2. The Bible of the Valentinians.
What Marcion accomplished with knife and eraser the Valentinians sought to do by means of exposition. Since they had not voluntarily separated from the Church, but merely distinguished themselves from the communes ecclesiastici, they had no objection to raise to the common edition of the "Prophets and Apostles." They needed no special Bible. They used the Gospels 396freely, particularly the Fourth. Apart from the prologue to this last, the structure of the series of eons of Valentinus are unintelligible. Heraclion commented on all four of the Gospels. In the different branches of this sect Eph., Col., and I Cor. were especially valued, but Rom., II Con, Phil., and Gal. were also used. In their criticism of the Gospels they laid stress upon a secret tradition. They used also an Evangelium veritatis, a fifth Gospel, which probably contained the sum of apocryphal tradition, derived, according to Serapion, not from the Docetes but from their precursors. The Gospel of Peter may have arisen about 150 from the eastern branch at Antioch as did the Evangelium veritatis among the western school of Valentinians. To a branch of the Valentinian school of Asia Minor belonged Leucius, the author of the Acts of Peter and John. They probably used also the Gospel of the Infancy. Leucius wrote also a "Journeyings of John," suggested by the "Letters to the Seven Churches" of Revelation. In short, the foundation of the canon of the most important schools of Gnostics, 140–170, is that of the Church of 200, only that these "men of the spirit" used alongside of the canonical writings a mass of other traditions and poetical and subjective creations which were not employed among the orthodox.
3. The Apostolic Writings in Justin Martyr.
In his short description of the Sunday service as observed by Christians in city and country, Justin names as taking the first place the reading of the "Memorabilia of the Apostles," "which are called Gospels" (I Apology, lxvi.-lxvii., ANF, i. 185–186), and the "collection of the Prophets." "Gospel" in the singular is also used by the Jew Trypho and by Justin as a collective. Out of deference for his readers who were not acquainted with the term "gospel," Justin commonly used the term Apomnemoneumata, "Memorabilia." While generally such memorabilia took their name from the author, Justin named these from the subject, "The Memorabilia of our Savior." As under the term "prophets" the whole Old Testament is included, the term memorabilia in Justin may include the New Testament writings. The answer to the question what gospels are meant has long been, those commonly used about 150 in the places Justin visited or lived in, in Ephesus and Rome, in the public service and known as the product of the Apostles or their disciples. Trypho (Dialogue, x.) speaks of the "so-called gospel" as a totality, a unit. They can be no other than what Marcion criticized and Valentinians so fully employed. In one place Justin expressly discriminated between the Apostles and their disciples in a passage which goes back to Luke xxii. 44 (Dialogue, ciii.). He named the second Gospel "The Recollections of Peter," a designation which implies the old tradition of the connection of this Gospel with that apostle. What has partly or entirely produced the idea that Justin's "memorabilia" are not the Gospels of the Church is first the looseness and inexactness of quotation, and second the material additions of facts or reports grounds for which are not found in the Gospels. But in Justin's citations exactness is no more to be expected than in Clement's; and much that appears apocryphal to us may have been read in the Gospels of his time. Justin regarded Revelation as the work of the apostle John and as a true testimony of Christian prophecy. Investigation of his writings shows contact of Justin with Rom., I Cor, Gal., Eph., Col., II Thess., Heb., I Pet., Acts and the Didache: more questionably with Phil., Titus, I Tim., and James.

■ **DATA EXTRACT**:
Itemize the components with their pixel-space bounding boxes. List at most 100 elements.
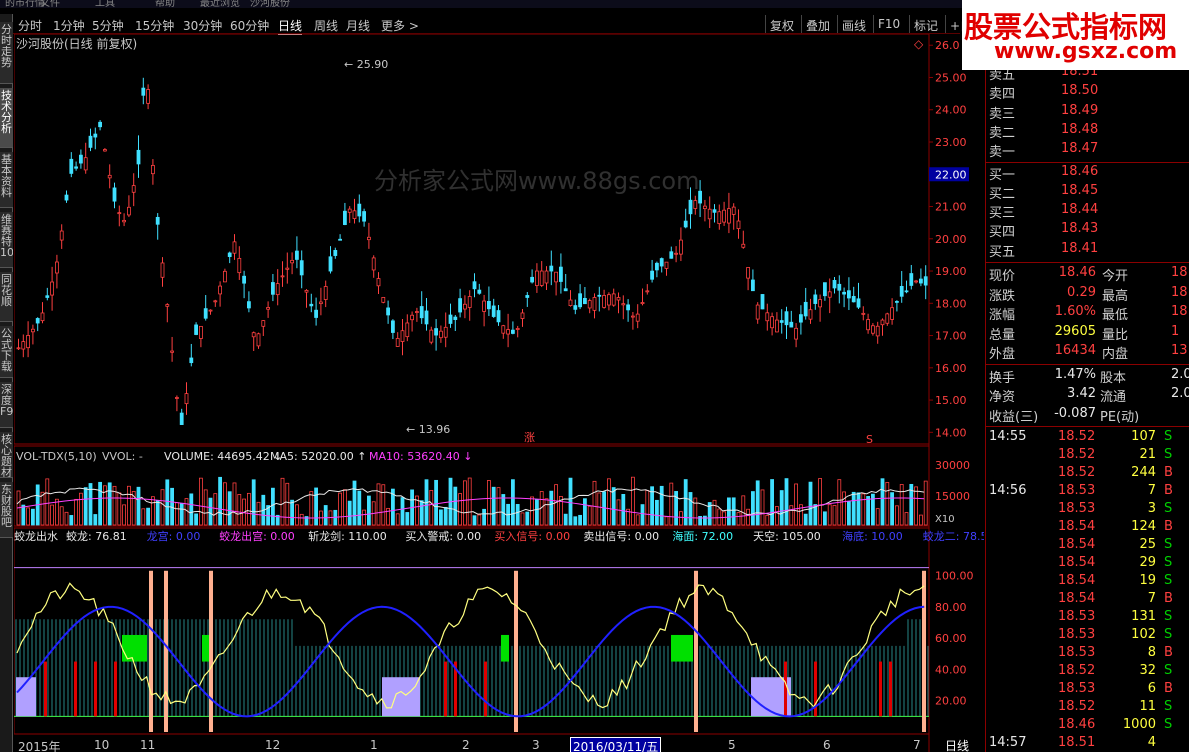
peak-bar: [209, 570, 213, 732]
volume-bar: [280, 477, 285, 526]
side-tab[interactable]: 核心题材: [0, 432, 13, 478]
tick-row: 124: [1131, 519, 1156, 534]
side-tab[interactable]: 同花顺: [0, 272, 13, 322]
candle: [578, 293, 582, 308]
candle: [760, 294, 765, 310]
side-tab[interactable]: 技术分析: [0, 88, 13, 148]
stats-field: 股本: [1100, 370, 1127, 386]
candle: [419, 306, 424, 319]
period-tab[interactable]: 5分钟: [92, 17, 124, 34]
stats-field: 2.0: [1171, 366, 1189, 382]
date-axis-label: 7: [913, 738, 921, 752]
volume-bar: [299, 513, 304, 526]
volume-bar: [583, 498, 587, 526]
toolbar-button[interactable]: 叠加: [801, 15, 834, 33]
tick-row: 18.52: [1058, 465, 1096, 480]
candle: [909, 273, 914, 286]
volume-bar: [554, 484, 558, 526]
candle: [602, 295, 606, 308]
chart-area[interactable]: 沙河股份(日线 前复权) ◇ 分析家公式网www.88gs.com 26.0 25.00…: [14, 34, 984, 752]
side-tab[interactable]: 维赛特10: [0, 212, 13, 268]
period-tab[interactable]: 周线: [314, 17, 338, 34]
volume-bar: [467, 477, 472, 526]
tick-row: 18.52: [1058, 429, 1096, 444]
period-tab[interactable]: 分时: [18, 17, 42, 34]
candle: [837, 283, 842, 291]
quote-field: 内盘: [1102, 347, 1129, 362]
tick-row: 18.52: [1058, 699, 1096, 714]
candle: [290, 259, 295, 264]
candle: [698, 190, 702, 204]
volume-bar: [45, 478, 50, 526]
ask-level: 卖一: [989, 145, 1016, 161]
menu-item[interactable]: 最近浏览: [200, 0, 240, 8]
period-tab[interactable]: 1分钟: [53, 17, 85, 34]
toolbar-button[interactable]: 标记: [909, 15, 942, 33]
candle: [923, 276, 928, 286]
toolbar-button[interactable]: 画线: [837, 15, 870, 33]
volume-bar: [491, 486, 496, 526]
candle: [347, 208, 352, 213]
volume-bar: [755, 480, 760, 526]
signal-block: [671, 634, 693, 662]
volume-bar: [789, 505, 794, 526]
period-tab[interactable]: 月线: [346, 17, 370, 34]
quote-field: 18.46: [1058, 265, 1096, 280]
candle: [371, 257, 376, 271]
candle: [669, 251, 674, 259]
candle: [717, 211, 722, 225]
side-tab[interactable]: 公式下载: [0, 326, 13, 378]
candle: [136, 149, 141, 165]
side-tab[interactable]: 深度F9: [0, 382, 13, 428]
volume-bar: [314, 487, 319, 526]
price-axis-label: 15.00: [935, 394, 967, 407]
period-tab[interactable]: 60分钟: [230, 17, 269, 34]
volume-bar: [616, 499, 621, 526]
side-tab[interactable]: 东财股吧: [0, 482, 13, 538]
menu-item[interactable]: 帮助: [155, 0, 175, 8]
candle: [693, 200, 698, 209]
candle: [655, 262, 659, 271]
indicator-name: 蛟龙出水: [14, 529, 58, 543]
candle: [880, 319, 885, 326]
period-tab[interactable]: 30分钟: [183, 17, 222, 34]
stats-field: 换手: [989, 370, 1016, 386]
candle: [885, 313, 890, 324]
menu-item[interactable]: 文件: [40, 0, 60, 8]
side-tab[interactable]: 基本资料: [0, 152, 13, 208]
volume-bar: [823, 511, 827, 526]
candle: [141, 87, 146, 96]
volume-bar: [64, 511, 69, 526]
volume-bar: [405, 512, 410, 526]
day-period-button[interactable]: 日线: [945, 737, 969, 752]
volume-bar: [587, 505, 592, 526]
volume-bar: [26, 507, 31, 526]
candle: [189, 357, 194, 364]
side-tab[interactable]: 分时走势: [0, 22, 13, 84]
volume-bar: [861, 493, 866, 526]
candle: [583, 298, 587, 305]
toolbar-button[interactable]: 复权: [765, 15, 798, 33]
period-tab[interactable]: 15分钟: [135, 17, 174, 34]
candle: [26, 335, 31, 349]
period-tab[interactable]: 日线: [278, 17, 303, 35]
volume-bar: [218, 476, 223, 526]
candle: [626, 304, 630, 311]
period-tab[interactable]: 更多 >: [381, 17, 419, 34]
jiaolong-line: [16, 582, 925, 709]
date-axis-label: 1: [370, 738, 378, 752]
tick-row: S: [1164, 627, 1173, 642]
trading-window: 的市行情 文件 工具 帮助 最近浏览 沙河股份 分时 1分钟 5分钟 15分钟 30分钟 60分钟日…: [0, 0, 1189, 752]
candle: [544, 270, 549, 284]
candle: [122, 219, 126, 223]
menu-item[interactable]: 的市行情: [5, 0, 45, 8]
menu-item[interactable]: 工具: [95, 0, 115, 8]
tick-row: 25: [1139, 537, 1156, 552]
volume-axis-label: 30000: [935, 459, 970, 472]
candle: [45, 295, 50, 298]
menu-item[interactable]: 沙河股份: [250, 0, 290, 8]
quote-divider: [986, 262, 1189, 263]
tick-row: B: [1164, 519, 1173, 534]
candle: [784, 311, 789, 326]
toolbar-button[interactable]: F10: [873, 15, 904, 33]
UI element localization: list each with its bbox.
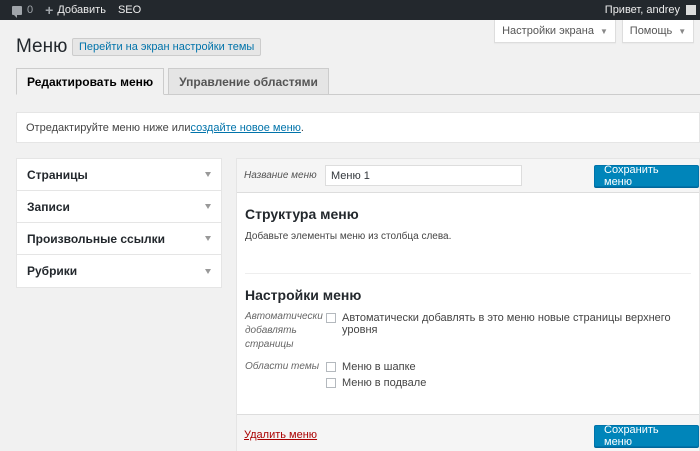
tab-edit-menu[interactable]: Редактировать меню [16,68,165,95]
add-menu-items-accordion: Страницы Записи Произвольные ссылки Рубр… [16,158,222,288]
accordion-label: Страницы [27,167,88,182]
accordion-item-pages[interactable]: Страницы [17,159,221,191]
tab-manage-locations[interactable]: Управление областями [168,68,329,95]
delete-menu-link[interactable]: Удалить меню [244,429,317,441]
nav-tabs: Редактировать меню Управление областями [16,68,333,95]
comments-count: 0 [27,4,34,16]
accordion-item-custom-links[interactable]: Произвольные ссылки [17,223,221,255]
accordion-item-posts[interactable]: Записи [17,191,221,223]
location-footer-label[interactable]: Меню в подвале [342,377,426,389]
location-header-label[interactable]: Меню в шапке [342,361,416,373]
plus-icon: + [45,2,54,18]
location-footer-checkbox[interactable] [326,378,336,388]
location-header-checkbox[interactable] [326,362,336,372]
settings-title: Настройки меню [245,287,362,303]
dropdown-arrow-icon: ▼ [599,26,608,36]
notice-text-end: . [300,121,304,134]
seo-menu[interactable]: SEO [112,0,147,20]
comment-icon [12,5,22,18]
avatar [686,5,696,15]
auto-add-option[interactable]: Автоматически добавлять в это меню новые… [342,312,699,336]
menu-name-input[interactable] [325,165,522,186]
comments-menu[interactable]: 0 [6,0,39,20]
structure-title: Структура меню [245,206,359,222]
structure-description: Добавьте элементы меню из столбца слева. [245,231,452,242]
page-title: Меню [16,36,68,57]
greeting: Привет, andrey [604,4,680,16]
chevron-down-icon [205,268,211,274]
screen-options-button[interactable]: Настройки экрана ▼ [494,20,616,43]
help-button[interactable]: Помощь ▼ [622,20,694,43]
add-new-label: Добавить [57,4,106,16]
create-new-menu-link[interactable]: создайте новое меню [191,122,301,134]
accordion-label: Записи [27,199,70,214]
save-menu-button[interactable]: Сохранить меню [594,164,699,188]
screen-options-label: Настройки экрана [502,25,594,37]
chevron-down-icon [205,236,211,241]
add-new-menu[interactable]: + Добавить [39,0,112,20]
chevron-down-icon [205,204,211,209]
notice-text: Отредактируйте меню ниже или [26,121,191,134]
accordion-item-categories[interactable]: Рубрики [17,255,221,287]
menu-name-label: Название меню [244,170,317,181]
chevron-down-icon [205,172,211,177]
section-divider [245,273,691,274]
seo-label: SEO [117,4,142,16]
manage-menus-notice: Отредактируйте меню ниже или создайте но… [16,112,700,143]
save-menu-button-bottom[interactable]: Сохранить меню [594,424,699,448]
accordion-label: Рубрики [27,264,78,278]
help-label: Помощь [629,25,673,37]
account-menu[interactable]: Привет, andrey [605,0,700,20]
theme-customize-link[interactable]: Перейти на экран настройки темы [72,38,262,56]
auto-add-label: Автоматически добавлять страницы [245,311,323,350]
accordion-label: Произвольные ссылки [27,231,165,246]
dropdown-arrow-icon: ▼ [678,26,687,36]
auto-add-checkbox[interactable] [326,313,336,323]
theme-locations-label: Области темы [245,361,320,372]
menu-header: Название меню Сохранить меню [237,159,699,193]
admin-bar: 0 + Добавить SEO Привет, andrey [0,0,700,20]
menu-footer: Удалить меню Сохранить меню [237,414,699,451]
menu-management-panel: Название меню Сохранить меню Структура м… [236,158,700,451]
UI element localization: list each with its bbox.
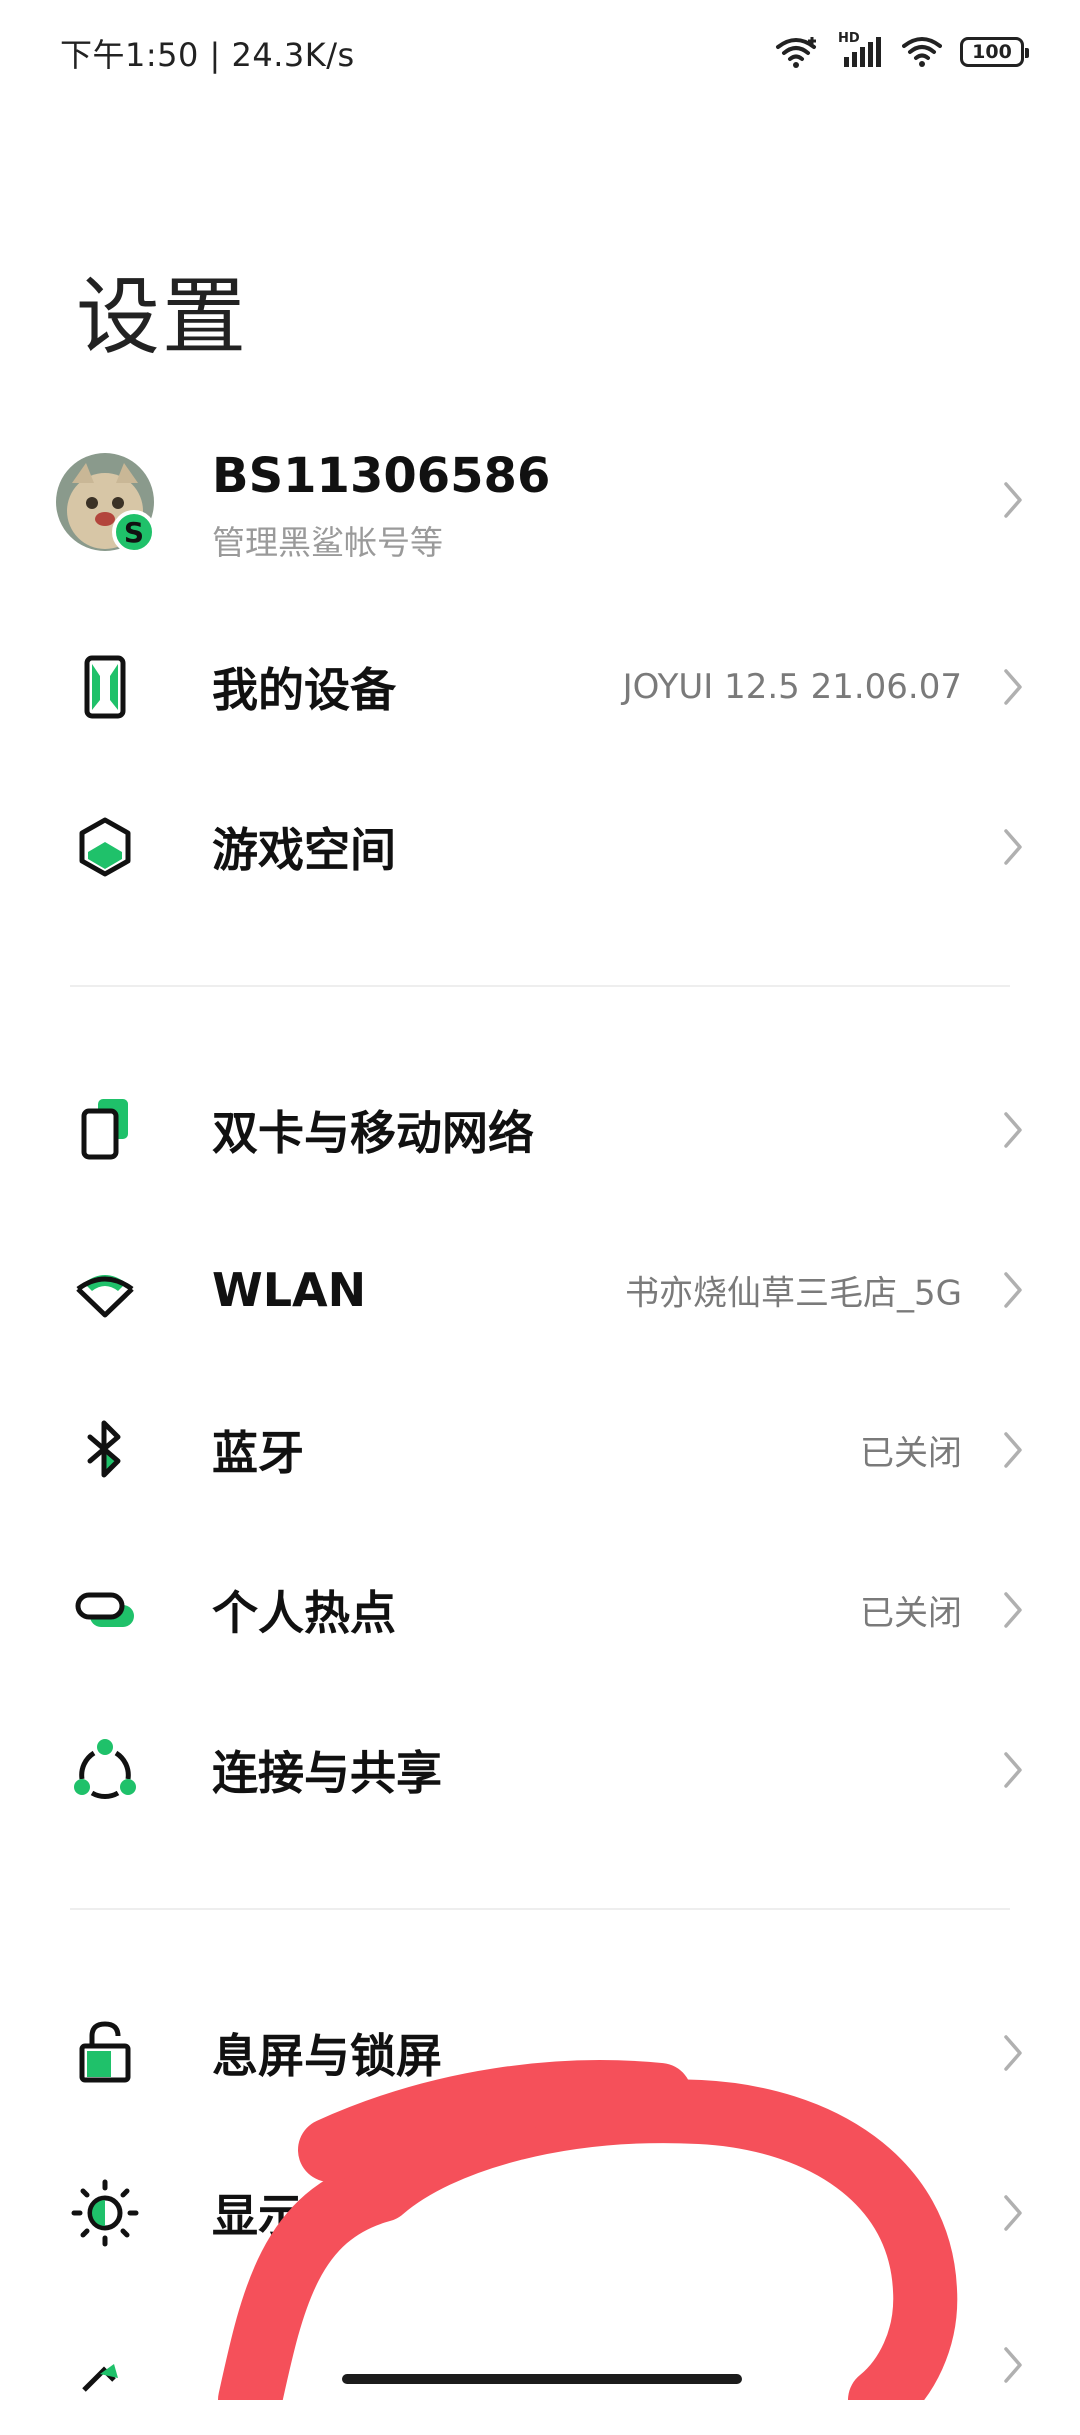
item-label: 蓝牙 (212, 1426, 304, 1480)
chevron-right-icon (1004, 1272, 1022, 1308)
phone-device-icon (84, 655, 126, 719)
settings-item-hotspot[interactable]: 个人热点 已关闭 (0, 1540, 1080, 1680)
item-label: 息屏与锁屏 (212, 2029, 442, 2083)
partial-item-icon (82, 2364, 118, 2392)
settings-item-sim-network[interactable]: 双卡与移动网络 (0, 1060, 1080, 1200)
page-title: 设置 (76, 268, 249, 366)
hotspot-icon (75, 1592, 134, 1627)
item-value: 已关闭 (860, 1593, 962, 1634)
game-space-icon (79, 817, 131, 877)
home-indicator[interactable] (342, 2374, 742, 2384)
chevron-right-icon (1004, 2195, 1022, 2231)
chevron-right-icon (1004, 1752, 1022, 1788)
settings-item-lock-screen[interactable]: 息屏与锁屏 (0, 1983, 1080, 2123)
settings-item-partial[interactable] (0, 2295, 1080, 2435)
settings-item-connection-sharing[interactable]: 连接与共享 (0, 1700, 1080, 1840)
item-value: 已关闭 (860, 1433, 962, 1474)
bluetooth-icon (87, 1420, 121, 1478)
item-label: 显示 (212, 2189, 304, 2243)
chevron-right-icon (1004, 2347, 1022, 2383)
chevron-right-icon (1004, 669, 1022, 705)
cell-signal-icon: HD (838, 31, 884, 69)
section-divider (70, 985, 1010, 987)
settings-item-bluetooth[interactable]: 蓝牙 已关闭 (0, 1380, 1080, 1520)
status-bar: 下午1:50 | 24.3K/s HD 100 (0, 0, 1080, 100)
wifi-calling-icon (776, 37, 816, 68)
item-value: 书亦烧仙草三毛店_5G (625, 1273, 962, 1314)
chevron-right-icon (1004, 482, 1022, 518)
settings-item-display[interactable]: 显示 (0, 2143, 1080, 2283)
item-label: 个人热点 (212, 1586, 396, 1640)
sim-card-icon (81, 1099, 128, 1160)
status-icons: HD 100 (774, 30, 1029, 74)
battery-icon: 100 (960, 37, 1029, 67)
settings-item-my-device[interactable]: 我的设备 JOYUI 12.5 21.06.07 (0, 617, 1080, 757)
settings-item-wlan[interactable]: WLAN 书亦烧仙草三毛店_5G (0, 1220, 1080, 1360)
chevron-right-icon (1004, 2035, 1022, 2071)
settings-item-game-space[interactable]: 游戏空间 (0, 777, 1080, 917)
share-icon (74, 1739, 136, 1799)
chevron-right-icon (1004, 1592, 1022, 1628)
section-divider (70, 1908, 1010, 1910)
item-label: 双卡与移动网络 (212, 1106, 534, 1160)
status-time-speed: 下午1:50 | 24.3K/s (60, 36, 355, 74)
lock-icon (79, 2021, 131, 2083)
wifi-icon (76, 1275, 134, 1318)
battery-level: 100 (972, 41, 1012, 63)
item-label: WLAN (212, 1263, 367, 1317)
display-brightness-icon (71, 2179, 139, 2247)
account-name: BS11306586 (212, 448, 551, 504)
item-label: 我的设备 (212, 663, 396, 717)
item-value: JOYUI 12.5 21.06.07 (622, 667, 962, 707)
account-subtitle: 管理黑鲨帐号等 (212, 523, 443, 562)
chevron-right-icon (1004, 829, 1022, 865)
chevron-right-icon (1004, 1432, 1022, 1468)
chevron-right-icon (1004, 1112, 1022, 1148)
item-label: 游戏空间 (212, 823, 396, 877)
item-label: 连接与共享 (212, 1746, 442, 1800)
wifi-status-icon (902, 37, 942, 67)
account-badge: S (112, 510, 156, 554)
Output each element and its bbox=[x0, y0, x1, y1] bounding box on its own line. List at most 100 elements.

■ **WRITTEN REQUEST A**:
In the excerpt on early Christian scripture, list the writings with which Justin's contact is described as "more questionably" shown.
■ **WRITTEN REQUEST B**:
Using the excerpt on early Christian scripture, answer yes or no for each statement and quote the words that decide it.
(i) Heraclion commented only on the Fourth Gospel.
(ii) Justin held that the apostle John wrote Revelation.
(iii) The Valentinians required a Bible of their own.

■ **TASK RESULT A**:
Phil., Titus, I Tim., James

■ **TASK RESULT B**:
(i) No: "Heraclion commented on all four of the Gospels."
(ii) Yes: "Justin regarded Revelation as the work of the apostle John"
(iii) No: "They needed no special Bible."